What the task requires:
Without the images, write out the whole listing exactly.

Records for the exercise:
##############################
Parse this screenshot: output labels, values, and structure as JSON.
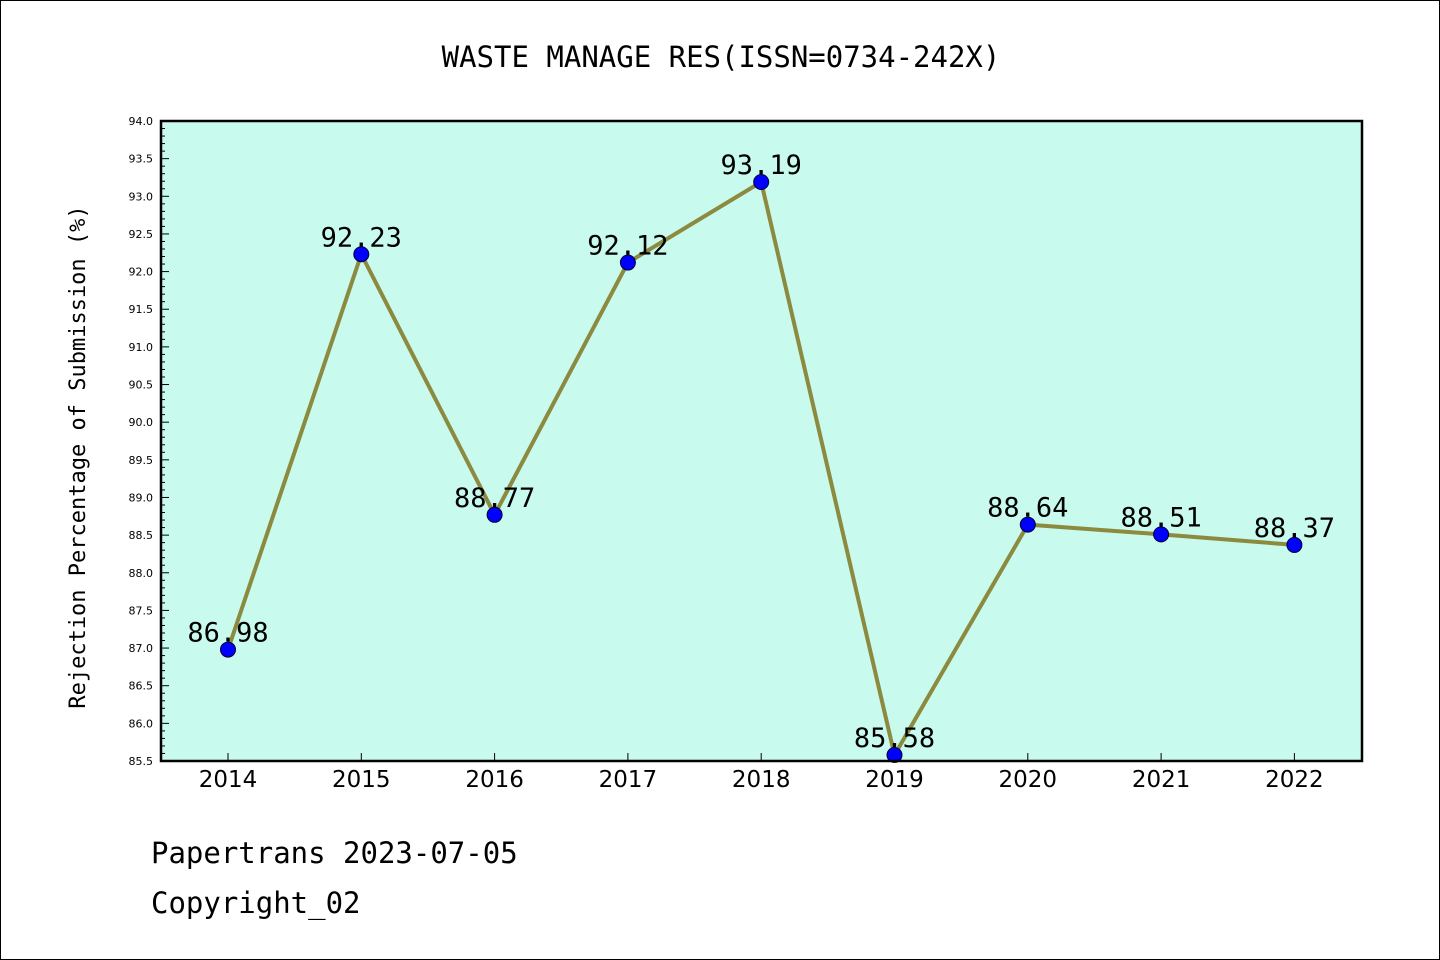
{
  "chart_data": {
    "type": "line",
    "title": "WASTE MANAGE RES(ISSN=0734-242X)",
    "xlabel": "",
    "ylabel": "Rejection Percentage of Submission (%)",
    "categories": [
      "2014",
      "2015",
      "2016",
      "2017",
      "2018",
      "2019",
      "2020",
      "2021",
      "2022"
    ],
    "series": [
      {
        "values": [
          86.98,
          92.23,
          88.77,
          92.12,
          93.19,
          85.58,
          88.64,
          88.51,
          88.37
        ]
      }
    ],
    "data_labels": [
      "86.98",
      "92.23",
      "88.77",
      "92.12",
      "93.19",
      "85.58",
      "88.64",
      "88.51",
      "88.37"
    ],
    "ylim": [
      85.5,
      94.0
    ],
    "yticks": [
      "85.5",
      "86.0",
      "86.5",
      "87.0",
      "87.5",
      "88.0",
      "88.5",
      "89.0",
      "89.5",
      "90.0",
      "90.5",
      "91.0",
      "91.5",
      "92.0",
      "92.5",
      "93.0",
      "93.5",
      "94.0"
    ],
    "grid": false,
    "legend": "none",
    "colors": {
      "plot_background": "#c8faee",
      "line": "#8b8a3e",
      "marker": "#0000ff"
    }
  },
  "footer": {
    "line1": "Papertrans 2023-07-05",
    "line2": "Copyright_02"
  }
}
##############################
Task output:
Parse this screenshot: output labels, values, and structure as JSON.
{
  "chart_data": {
    "type": "line",
    "title": "WASTE MANAGE RES(ISSN=0734-242X)",
    "xlabel": "",
    "ylabel": "Rejection Percentage of Submission (%)",
    "categories": [
      "2014",
      "2015",
      "2016",
      "2017",
      "2018",
      "2019",
      "2020",
      "2021",
      "2022"
    ],
    "series": [
      {
        "values": [
          86.98,
          92.23,
          88.77,
          92.12,
          93.19,
          85.58,
          88.64,
          88.51,
          88.37
        ]
      }
    ],
    "data_labels": [
      "86.98",
      "92.23",
      "88.77",
      "92.12",
      "93.19",
      "85.58",
      "88.64",
      "88.51",
      "88.37"
    ],
    "ylim": [
      85.5,
      94.0
    ],
    "yticks": [
      "85.5",
      "86.0",
      "86.5",
      "87.0",
      "87.5",
      "88.0",
      "88.5",
      "89.0",
      "89.5",
      "90.0",
      "90.5",
      "91.0",
      "91.5",
      "92.0",
      "92.5",
      "93.0",
      "93.5",
      "94.0"
    ],
    "grid": false,
    "legend": "none",
    "colors": {
      "plot_background": "#c8faee",
      "line": "#8b8a3e",
      "marker": "#0000ff"
    }
  },
  "footer": {
    "line1": "Papertrans 2023-07-05",
    "line2": "Copyright_02"
  }
}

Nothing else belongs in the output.